Figure record listings
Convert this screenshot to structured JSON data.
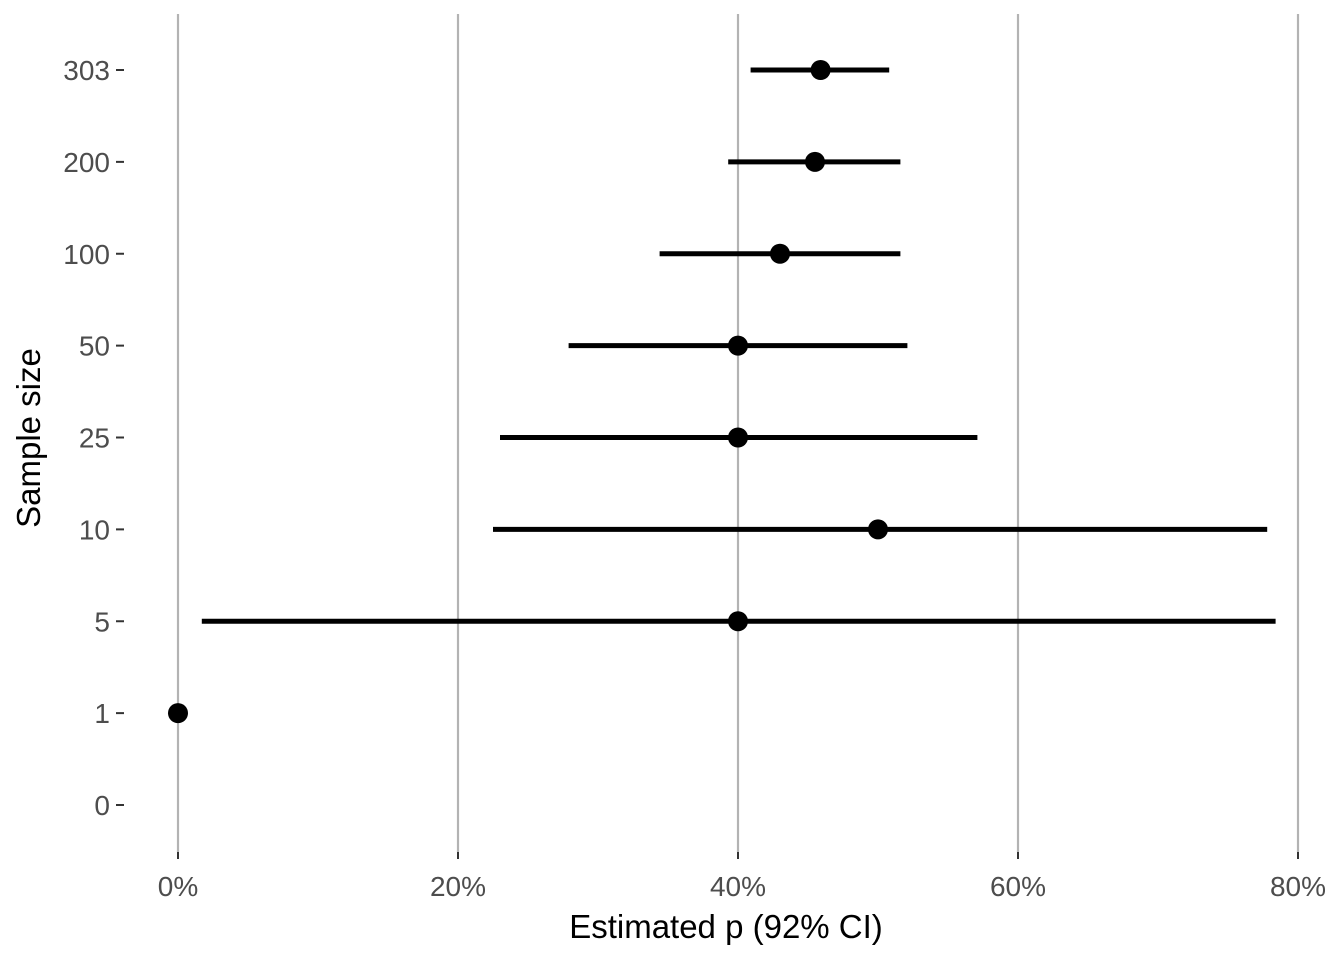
{
  "chart_data": {
    "type": "errorbar",
    "title": "",
    "xlabel": "Estimated p (92% CI)",
    "ylabel": "Sample size",
    "xlim": [
      0,
      0.8
    ],
    "x_ticks": [
      {
        "value": 0,
        "label": "0%"
      },
      {
        "value": 0.2,
        "label": "20%"
      },
      {
        "value": 0.4,
        "label": "40%"
      },
      {
        "value": 0.6,
        "label": "60%"
      },
      {
        "value": 0.8,
        "label": "80%"
      }
    ],
    "categories": [
      "0",
      "1",
      "5",
      "10",
      "25",
      "50",
      "100",
      "200",
      "303"
    ],
    "points": [
      {
        "category": "0",
        "estimate": null,
        "lower": null,
        "upper": null
      },
      {
        "category": "1",
        "estimate": 0.0,
        "lower": null,
        "upper": null
      },
      {
        "category": "5",
        "estimate": 0.4,
        "lower": 0.017,
        "upper": 0.784
      },
      {
        "category": "10",
        "estimate": 0.5,
        "lower": 0.225,
        "upper": 0.778
      },
      {
        "category": "25",
        "estimate": 0.4,
        "lower": 0.23,
        "upper": 0.571
      },
      {
        "category": "50",
        "estimate": 0.4,
        "lower": 0.279,
        "upper": 0.521
      },
      {
        "category": "100",
        "estimate": 0.43,
        "lower": 0.344,
        "upper": 0.516
      },
      {
        "category": "200",
        "estimate": 0.455,
        "lower": 0.393,
        "upper": 0.516
      },
      {
        "category": "303",
        "estimate": 0.459,
        "lower": 0.409,
        "upper": 0.508
      }
    ],
    "grid": {
      "vertical_major": true,
      "horizontal": false
    },
    "legend": "none",
    "colors": {
      "point": "#000000",
      "interval": "#000000",
      "grid": "#b3b3b3",
      "tick_text": "#4d4d4d"
    }
  }
}
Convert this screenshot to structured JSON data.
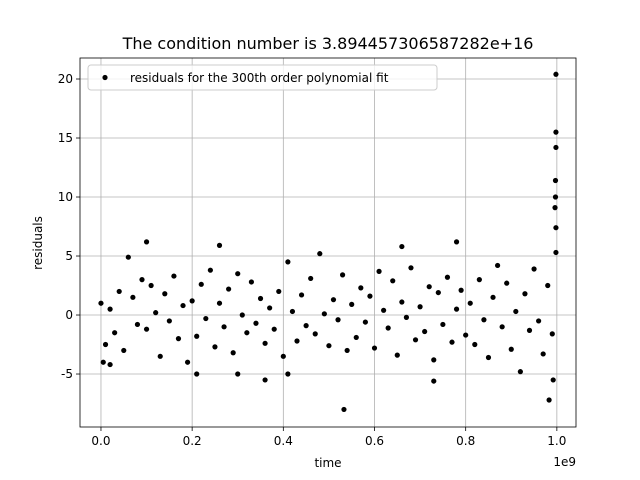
{
  "chart_data": {
    "type": "scatter",
    "title": "The condition number is 3.894457306587282e+16",
    "x_label": "time",
    "y_label": "residuals",
    "x_offset_label": "1e9",
    "xlim": [
      -0.046,
      1.042
    ],
    "ylim": [
      -9.49,
      21.78
    ],
    "xticks": [
      {
        "value": 0,
        "label": "0.0"
      },
      0.2,
      0.4,
      0.6,
      0.8,
      {
        "value": 1,
        "label": "1.0"
      }
    ],
    "yticks": [
      -5,
      0,
      5,
      10,
      15,
      20
    ],
    "grid": true,
    "legend": "upper left",
    "series": [
      {
        "name": "residuals for the 300th order polynomial fit",
        "color": "#000000",
        "x": [
          0.0,
          0.01,
          0.02,
          0.03,
          0.04,
          0.05,
          0.06,
          0.07,
          0.08,
          0.09,
          0.1,
          0.11,
          0.12,
          0.13,
          0.14,
          0.15,
          0.16,
          0.17,
          0.18,
          0.19,
          0.2,
          0.21,
          0.22,
          0.23,
          0.24,
          0.25,
          0.26,
          0.27,
          0.28,
          0.29,
          0.3,
          0.31,
          0.32,
          0.33,
          0.34,
          0.35,
          0.36,
          0.37,
          0.38,
          0.39,
          0.4,
          0.41,
          0.42,
          0.43,
          0.44,
          0.45,
          0.46,
          0.47,
          0.48,
          0.49,
          0.5,
          0.51,
          0.52,
          0.53,
          0.54,
          0.55,
          0.56,
          0.57,
          0.58,
          0.59,
          0.6,
          0.61,
          0.62,
          0.63,
          0.64,
          0.65,
          0.66,
          0.67,
          0.68,
          0.69,
          0.7,
          0.71,
          0.72,
          0.73,
          0.74,
          0.75,
          0.76,
          0.77,
          0.78,
          0.79,
          0.8,
          0.81,
          0.82,
          0.83,
          0.84,
          0.85,
          0.86,
          0.87,
          0.88,
          0.89,
          0.9,
          0.91,
          0.92,
          0.93,
          0.94,
          0.95,
          0.96,
          0.97,
          0.98,
          0.99,
          0.533,
          0.998,
          0.998,
          0.998,
          0.997,
          0.997,
          0.996,
          0.998,
          0.998,
          0.983,
          0.992,
          0.1,
          0.26,
          0.78,
          0.66,
          0.36,
          0.73,
          0.21,
          0.3,
          0.41,
          0.005,
          0.02
        ],
        "values": [
          1.0,
          -2.5,
          0.5,
          -1.5,
          2.0,
          -3.0,
          4.9,
          1.5,
          -0.8,
          3.0,
          -1.2,
          2.5,
          0.2,
          -3.5,
          1.8,
          -0.5,
          3.3,
          -2.0,
          0.8,
          -4.0,
          1.2,
          -1.8,
          2.6,
          -0.3,
          3.8,
          -2.7,
          1.0,
          -1.0,
          2.2,
          -3.2,
          3.5,
          0.0,
          -1.5,
          2.8,
          -0.7,
          1.4,
          -2.4,
          0.6,
          -1.2,
          2.0,
          -3.5,
          4.5,
          0.3,
          -2.2,
          1.7,
          -0.9,
          3.1,
          -1.6,
          5.2,
          0.1,
          -2.6,
          1.3,
          -0.4,
          3.4,
          -3.0,
          0.9,
          -1.9,
          2.3,
          -0.6,
          1.6,
          -2.8,
          3.7,
          0.4,
          -1.1,
          2.9,
          -3.4,
          1.1,
          -0.2,
          4.0,
          -2.1,
          0.7,
          -1.4,
          2.4,
          -3.8,
          1.9,
          -0.8,
          3.2,
          -2.3,
          0.5,
          2.1,
          -1.7,
          1.0,
          -2.5,
          3.0,
          -0.4,
          -3.6,
          1.5,
          4.2,
          -1.0,
          2.7,
          -2.9,
          0.3,
          -4.8,
          1.8,
          -1.3,
          3.9,
          -0.5,
          -3.3,
          2.5,
          -1.6,
          -8.0,
          20.4,
          15.5,
          14.2,
          11.4,
          10.0,
          9.1,
          7.4,
          5.3,
          -7.2,
          -5.5,
          6.2,
          5.9,
          6.2,
          5.8,
          -5.5,
          -5.6,
          -5.0,
          -5.0,
          -5.0,
          -4.0,
          -4.2
        ]
      }
    ]
  }
}
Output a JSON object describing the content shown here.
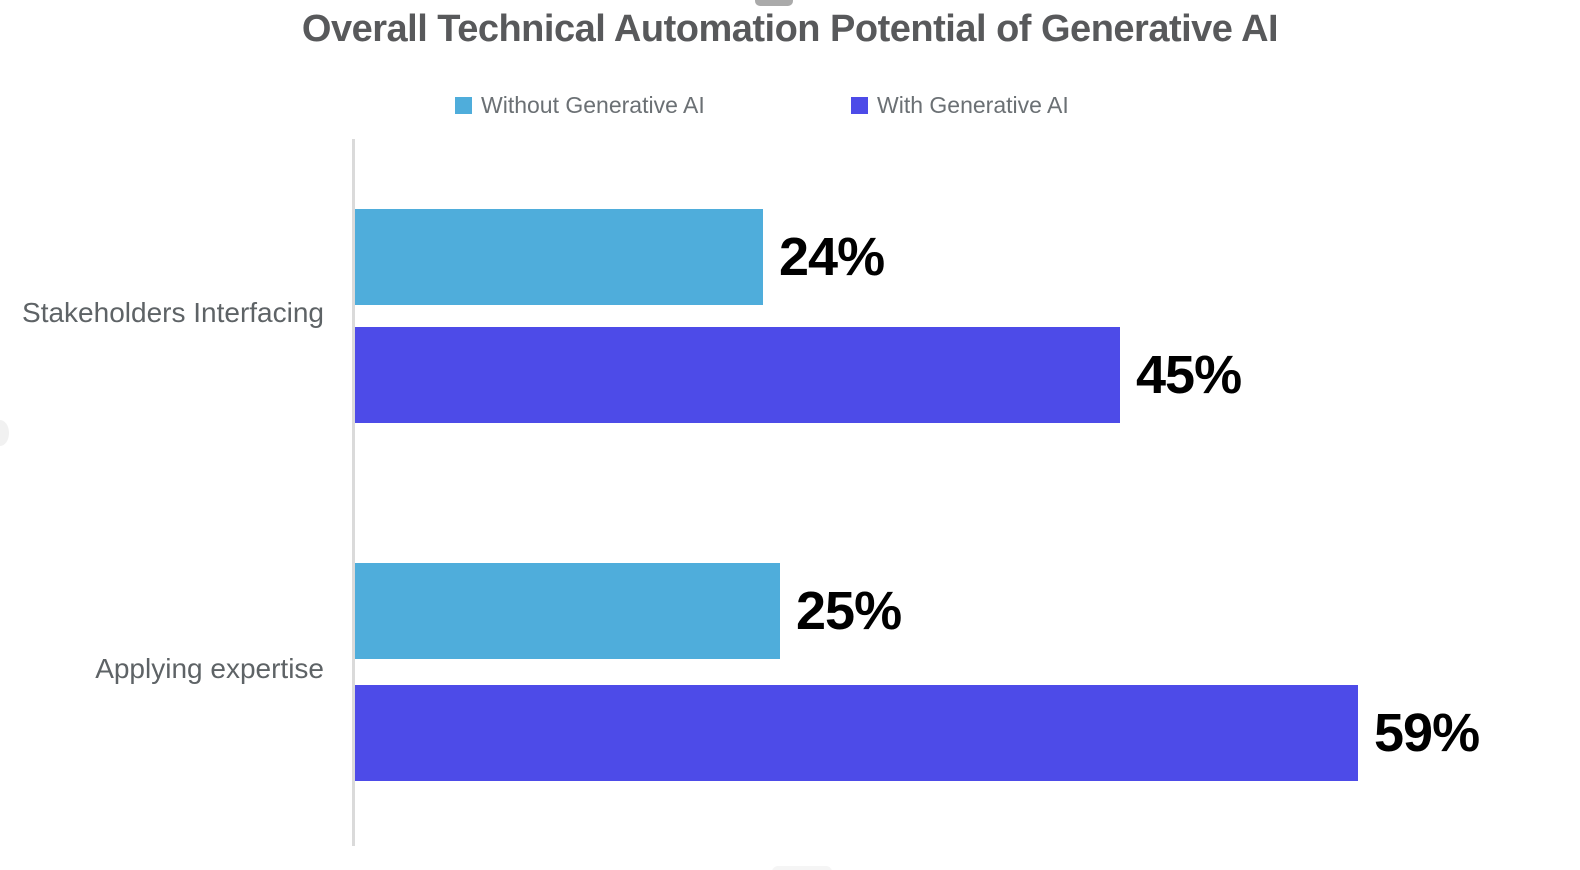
{
  "title": "Overall Technical Automation Potential of Generative AI",
  "legend": [
    {
      "label": "Without Generative AI",
      "color": "#4FADDB"
    },
    {
      "label": "With Generative AI",
      "color": "#4D4BE8"
    }
  ],
  "axis": {
    "baseline_color": "#dadada",
    "x_axis_visible": false
  },
  "chart_data": {
    "type": "bar",
    "orientation": "horizontal",
    "title": "Overall Technical Automation Potential of Generative AI",
    "categories": [
      "Stakeholders Interfacing",
      "Applying expertise"
    ],
    "series": [
      {
        "name": "Without Generative AI",
        "color": "#4FADDB",
        "values": [
          24,
          25
        ]
      },
      {
        "name": "With Generative AI",
        "color": "#4D4BE8",
        "values": [
          45,
          59
        ]
      }
    ],
    "value_labels": {
      "without_stakeholders": "24%",
      "with_stakeholders": "45%",
      "without_applying": "25%",
      "with_applying": "59%"
    },
    "xlim": [
      0,
      60
    ],
    "grid": false,
    "legend_position": "top",
    "value_label_color": "#000000"
  }
}
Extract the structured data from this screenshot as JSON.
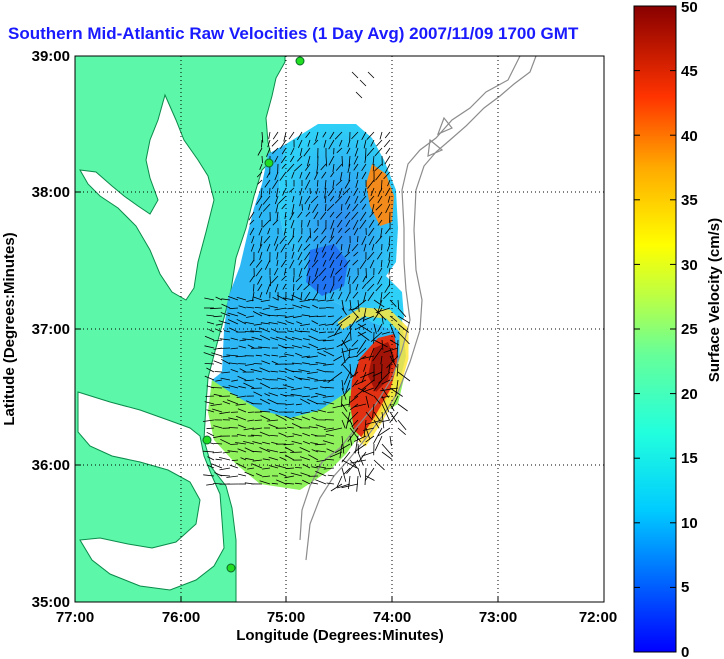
{
  "title": "Southern Mid-Atlantic Raw Velocities (1 Day Avg) 2007/11/09 1700 GMT",
  "axes": {
    "xlabel": "Longitude (Degrees:Minutes)",
    "ylabel": "Latitude (Degrees:Minutes)",
    "x_ticks": [
      "77:00",
      "76:00",
      "75:00",
      "74:00",
      "73:00",
      "72:00"
    ],
    "y_ticks": [
      "39:00",
      "38:00",
      "37:00",
      "36:00",
      "35:00"
    ]
  },
  "colorbar": {
    "label": "Surface Velocity (cm/s)",
    "ticks": [
      "0",
      "5",
      "10",
      "15",
      "20",
      "25",
      "30",
      "35",
      "40",
      "45",
      "50"
    ],
    "min": 0,
    "max": 50,
    "colormap": "jet"
  },
  "colors": {
    "land": "#5cf7a8",
    "coastline": "#0a8a4a",
    "bathymetry": "#8c8c8c",
    "station": "#22dd22",
    "vector": "#000000",
    "title": "#1a1aff"
  },
  "map_extent": {
    "lon": [
      "77:00 W",
      "72:00 W"
    ],
    "lat": [
      "35:00 N",
      "39:00 N"
    ]
  },
  "grid": "dotted"
}
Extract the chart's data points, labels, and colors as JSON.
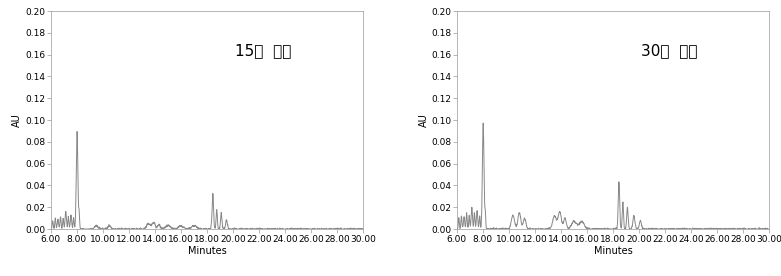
{
  "panel1_label": "15일  경과",
  "panel2_label": "30일  경과",
  "xlabel": "Minutes",
  "ylabel": "AU",
  "xlim": [
    6.0,
    30.0
  ],
  "ylim": [
    0.0,
    0.2
  ],
  "yticks": [
    0.0,
    0.02,
    0.04,
    0.06,
    0.08,
    0.1,
    0.12,
    0.14,
    0.16,
    0.18,
    0.2
  ],
  "xticks": [
    6.0,
    8.0,
    10.0,
    12.0,
    14.0,
    16.0,
    18.0,
    20.0,
    22.0,
    24.0,
    26.0,
    28.0,
    30.0
  ],
  "line_color": "#888888",
  "line_width": 0.7,
  "bg_color": "#ffffff",
  "label_fontsize": 11,
  "tick_fontsize": 6.5,
  "ylabel_fontsize": 7
}
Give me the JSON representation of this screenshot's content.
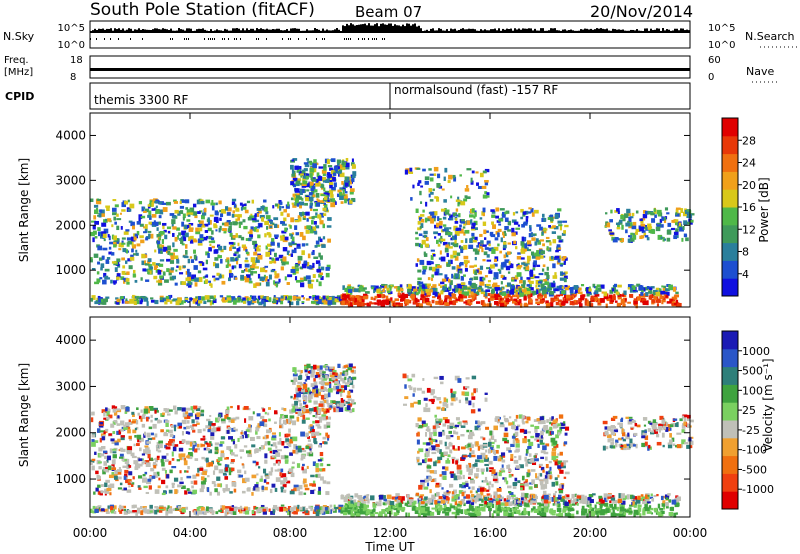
{
  "header": {
    "title": "South Pole Station (fitACF)",
    "beam": "Beam 07",
    "date": "20/Nov/2014"
  },
  "top_panels": {
    "nsky_label": "N.Sky",
    "nsearch_label": "N.Search",
    "n_ticks_left": [
      "10^5",
      "10^0"
    ],
    "n_ticks_right": [
      "10^5",
      "10^0"
    ],
    "freq_label_1": "Freq.",
    "freq_label_2": "[MHz]",
    "freq_ticks": [
      "18",
      "8"
    ],
    "nave_label": "Nave",
    "nave_ticks": [
      "60",
      "0"
    ],
    "cpid_label": "CPID",
    "cpid_segments": [
      {
        "label": "themis 3300 RF",
        "start_hour": 0
      },
      {
        "label": "normalsound (fast) -157 RF",
        "start_hour": 12
      }
    ]
  },
  "chart_data": [
    {
      "type": "heatmap",
      "name": "power",
      "ylabel": "Slant Range [km]",
      "xlabel": "",
      "x_ticks": [
        "00:00",
        "04:00",
        "08:00",
        "12:00",
        "16:00",
        "20:00",
        "00:00"
      ],
      "xlim_hours": [
        0,
        24
      ],
      "ylim": [
        180,
        4500
      ],
      "y_ticks": [
        1000,
        2000,
        3000,
        4000
      ],
      "colorbar": {
        "label": "Power [dB]",
        "ticks": [
          "4",
          "8",
          "12",
          "16",
          "20",
          "24",
          "28"
        ],
        "colors": [
          "#1010e0",
          "#1d4fd0",
          "#2a7f9c",
          "#3f9a5a",
          "#4fb848",
          "#d8c81a",
          "#f0a01a",
          "#f07010",
          "#e83808",
          "#e00000"
        ]
      }
    },
    {
      "type": "heatmap",
      "name": "velocity",
      "ylabel": "Slant Range [km]",
      "xlabel": "Time UT",
      "x_ticks": [
        "00:00",
        "04:00",
        "08:00",
        "12:00",
        "16:00",
        "20:00",
        "00:00"
      ],
      "xlim_hours": [
        0,
        24
      ],
      "ylim": [
        180,
        4500
      ],
      "y_ticks": [
        1000,
        2000,
        3000,
        4000
      ],
      "colorbar": {
        "label": "Velocity [m s⁻¹]",
        "ticks": [
          "1000",
          "500",
          "100",
          "25",
          "-25",
          "-100",
          "-500",
          "-1000"
        ],
        "colors": [
          "#1a1ab4",
          "#2a56c8",
          "#2e7f7a",
          "#3fa33f",
          "#7ad060",
          "#c0c0b8",
          "#f0a030",
          "#f07010",
          "#f04010",
          "#e00000"
        ]
      }
    }
  ],
  "colors": {
    "frame": "#000000",
    "ground_scatter": "#c8c8c0"
  }
}
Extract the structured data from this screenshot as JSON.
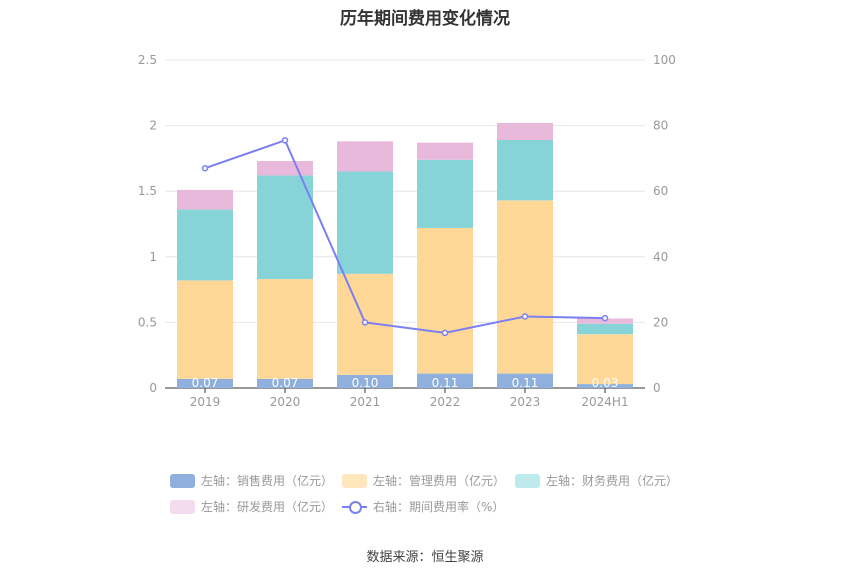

== Problem to work on ==
Lines that hold the word "grid" are the ones to return, every one of them.

== Full output ==
    "grid": {
      "grid": "#b3b3b3",
    "grid": true,
    "grid": false,
  "grid": "dotted"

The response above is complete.